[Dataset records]
• • •
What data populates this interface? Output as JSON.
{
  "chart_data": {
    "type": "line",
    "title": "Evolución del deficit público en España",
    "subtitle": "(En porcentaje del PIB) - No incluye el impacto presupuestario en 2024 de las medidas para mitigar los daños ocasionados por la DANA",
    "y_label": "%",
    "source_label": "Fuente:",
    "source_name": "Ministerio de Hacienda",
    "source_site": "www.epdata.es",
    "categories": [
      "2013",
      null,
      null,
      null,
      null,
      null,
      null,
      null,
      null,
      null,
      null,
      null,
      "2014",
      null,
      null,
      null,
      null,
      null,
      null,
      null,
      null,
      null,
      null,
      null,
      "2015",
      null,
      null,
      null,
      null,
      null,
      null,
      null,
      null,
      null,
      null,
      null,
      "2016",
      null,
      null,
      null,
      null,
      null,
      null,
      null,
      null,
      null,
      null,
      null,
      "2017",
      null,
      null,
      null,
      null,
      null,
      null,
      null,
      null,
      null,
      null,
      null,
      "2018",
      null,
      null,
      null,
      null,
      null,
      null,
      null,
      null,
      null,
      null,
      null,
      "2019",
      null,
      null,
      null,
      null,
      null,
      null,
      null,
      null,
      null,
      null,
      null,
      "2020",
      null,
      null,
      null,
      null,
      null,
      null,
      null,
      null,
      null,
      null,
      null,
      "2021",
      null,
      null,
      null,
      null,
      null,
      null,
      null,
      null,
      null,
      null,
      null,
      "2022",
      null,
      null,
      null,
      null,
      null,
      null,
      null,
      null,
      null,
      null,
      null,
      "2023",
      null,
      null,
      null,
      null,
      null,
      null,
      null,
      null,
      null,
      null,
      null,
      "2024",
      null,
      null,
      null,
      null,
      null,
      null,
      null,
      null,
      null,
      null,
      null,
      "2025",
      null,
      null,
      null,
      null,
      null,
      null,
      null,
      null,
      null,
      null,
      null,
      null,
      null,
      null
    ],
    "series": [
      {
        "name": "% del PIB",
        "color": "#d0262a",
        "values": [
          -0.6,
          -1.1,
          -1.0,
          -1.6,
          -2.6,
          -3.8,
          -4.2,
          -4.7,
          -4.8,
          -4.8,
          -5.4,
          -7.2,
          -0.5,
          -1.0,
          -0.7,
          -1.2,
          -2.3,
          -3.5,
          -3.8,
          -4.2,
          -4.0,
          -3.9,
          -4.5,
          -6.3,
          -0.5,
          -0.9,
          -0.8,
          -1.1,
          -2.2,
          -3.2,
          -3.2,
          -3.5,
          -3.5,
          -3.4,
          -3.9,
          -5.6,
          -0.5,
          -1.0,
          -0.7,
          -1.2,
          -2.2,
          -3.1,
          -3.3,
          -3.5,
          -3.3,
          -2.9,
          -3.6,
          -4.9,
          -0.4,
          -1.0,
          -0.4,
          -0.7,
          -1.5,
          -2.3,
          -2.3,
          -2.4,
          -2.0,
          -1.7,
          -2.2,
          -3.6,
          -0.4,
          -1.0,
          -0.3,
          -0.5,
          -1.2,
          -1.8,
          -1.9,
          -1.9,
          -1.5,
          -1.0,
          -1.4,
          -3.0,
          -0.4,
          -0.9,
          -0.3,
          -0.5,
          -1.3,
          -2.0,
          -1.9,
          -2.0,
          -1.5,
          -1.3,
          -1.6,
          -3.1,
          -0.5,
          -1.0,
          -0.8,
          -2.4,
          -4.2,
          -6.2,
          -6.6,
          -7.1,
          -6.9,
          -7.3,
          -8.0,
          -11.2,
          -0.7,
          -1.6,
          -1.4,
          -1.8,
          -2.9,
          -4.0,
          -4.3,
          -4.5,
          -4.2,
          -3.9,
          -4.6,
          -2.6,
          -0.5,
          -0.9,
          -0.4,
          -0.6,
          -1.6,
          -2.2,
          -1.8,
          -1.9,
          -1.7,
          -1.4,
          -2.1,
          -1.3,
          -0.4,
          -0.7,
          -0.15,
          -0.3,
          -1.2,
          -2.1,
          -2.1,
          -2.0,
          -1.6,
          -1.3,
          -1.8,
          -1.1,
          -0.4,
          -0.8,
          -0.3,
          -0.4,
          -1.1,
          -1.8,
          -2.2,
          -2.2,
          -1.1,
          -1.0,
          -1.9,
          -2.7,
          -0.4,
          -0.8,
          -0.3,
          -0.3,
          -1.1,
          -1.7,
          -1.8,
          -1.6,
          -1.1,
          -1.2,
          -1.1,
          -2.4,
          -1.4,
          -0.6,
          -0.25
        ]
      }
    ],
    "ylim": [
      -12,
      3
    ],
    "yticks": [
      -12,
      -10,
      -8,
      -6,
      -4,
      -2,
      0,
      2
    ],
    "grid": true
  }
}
• • •
■ **Exercise aim**: Set down all of the records shown above once more, exactly.

■ **The response**:
What data populates this interface? Output as JSON.
{
  "chart_data": {
    "type": "line",
    "title": "Evolución del deficit público en España",
    "subtitle": "(En porcentaje del PIB) - No incluye el impacto presupuestario en 2024 de las medidas para mitigar los daños ocasionados por la DANA",
    "y_label": "%",
    "source_label": "Fuente:",
    "source_name": "Ministerio de Hacienda",
    "source_site": "www.epdata.es",
    "categories": [
      "2013",
      null,
      null,
      null,
      null,
      null,
      null,
      null,
      null,
      null,
      null,
      null,
      "2014",
      null,
      null,
      null,
      null,
      null,
      null,
      null,
      null,
      null,
      null,
      null,
      "2015",
      null,
      null,
      null,
      null,
      null,
      null,
      null,
      null,
      null,
      null,
      null,
      "2016",
      null,
      null,
      null,
      null,
      null,
      null,
      null,
      null,
      null,
      null,
      null,
      "2017",
      null,
      null,
      null,
      null,
      null,
      null,
      null,
      null,
      null,
      null,
      null,
      "2018",
      null,
      null,
      null,
      null,
      null,
      null,
      null,
      null,
      null,
      null,
      null,
      "2019",
      null,
      null,
      null,
      null,
      null,
      null,
      null,
      null,
      null,
      null,
      null,
      "2020",
      null,
      null,
      null,
      null,
      null,
      null,
      null,
      null,
      null,
      null,
      null,
      "2021",
      null,
      null,
      null,
      null,
      null,
      null,
      null,
      null,
      null,
      null,
      null,
      "2022",
      null,
      null,
      null,
      null,
      null,
      null,
      null,
      null,
      null,
      null,
      null,
      "2023",
      null,
      null,
      null,
      null,
      null,
      null,
      null,
      null,
      null,
      null,
      null,
      "2024",
      null,
      null,
      null,
      null,
      null,
      null,
      null,
      null,
      null,
      null,
      null,
      "2025",
      null,
      null,
      null,
      null,
      null,
      null,
      null,
      null,
      null,
      null,
      null,
      null,
      null,
      null
    ],
    "series": [
      {
        "name": "% del PIB",
        "color": "#d0262a",
        "values": [
          -0.6,
          -1.1,
          -1.0,
          -1.6,
          -2.6,
          -3.8,
          -4.2,
          -4.7,
          -4.8,
          -4.8,
          -5.4,
          -7.2,
          -0.5,
          -1.0,
          -0.7,
          -1.2,
          -2.3,
          -3.5,
          -3.8,
          -4.2,
          -4.0,
          -3.9,
          -4.5,
          -6.3,
          -0.5,
          -0.9,
          -0.8,
          -1.1,
          -2.2,
          -3.2,
          -3.2,
          -3.5,
          -3.5,
          -3.4,
          -3.9,
          -5.6,
          -0.5,
          -1.0,
          -0.7,
          -1.2,
          -2.2,
          -3.1,
          -3.3,
          -3.5,
          -3.3,
          -2.9,
          -3.6,
          -4.9,
          -0.4,
          -1.0,
          -0.4,
          -0.7,
          -1.5,
          -2.3,
          -2.3,
          -2.4,
          -2.0,
          -1.7,
          -2.2,
          -3.6,
          -0.4,
          -1.0,
          -0.3,
          -0.5,
          -1.2,
          -1.8,
          -1.9,
          -1.9,
          -1.5,
          -1.0,
          -1.4,
          -3.0,
          -0.4,
          -0.9,
          -0.3,
          -0.5,
          -1.3,
          -2.0,
          -1.9,
          -2.0,
          -1.5,
          -1.3,
          -1.6,
          -3.1,
          -0.5,
          -1.0,
          -0.8,
          -2.4,
          -4.2,
          -6.2,
          -6.6,
          -7.1,
          -6.9,
          -7.3,
          -8.0,
          -11.2,
          -0.7,
          -1.6,
          -1.4,
          -1.8,
          -2.9,
          -4.0,
          -4.3,
          -4.5,
          -4.2,
          -3.9,
          -4.6,
          -2.6,
          -0.5,
          -0.9,
          -0.4,
          -0.6,
          -1.6,
          -2.2,
          -1.8,
          -1.9,
          -1.7,
          -1.4,
          -2.1,
          -1.3,
          -0.4,
          -0.7,
          -0.15,
          -0.3,
          -1.2,
          -2.1,
          -2.1,
          -2.0,
          -1.6,
          -1.3,
          -1.8,
          -1.1,
          -0.4,
          -0.8,
          -0.3,
          -0.4,
          -1.1,
          -1.8,
          -2.2,
          -2.2,
          -1.1,
          -1.0,
          -1.9,
          -2.7,
          -0.4,
          -0.8,
          -0.3,
          -0.3,
          -1.1,
          -1.7,
          -1.8,
          -1.6,
          -1.1,
          -1.2,
          -1.1,
          -2.4,
          -1.4,
          -0.6,
          -0.25
        ]
      }
    ],
    "ylim": [
      -12,
      3
    ],
    "yticks": [
      -12,
      -10,
      -8,
      -6,
      -4,
      -2,
      0,
      2
    ],
    "grid": true
  }
}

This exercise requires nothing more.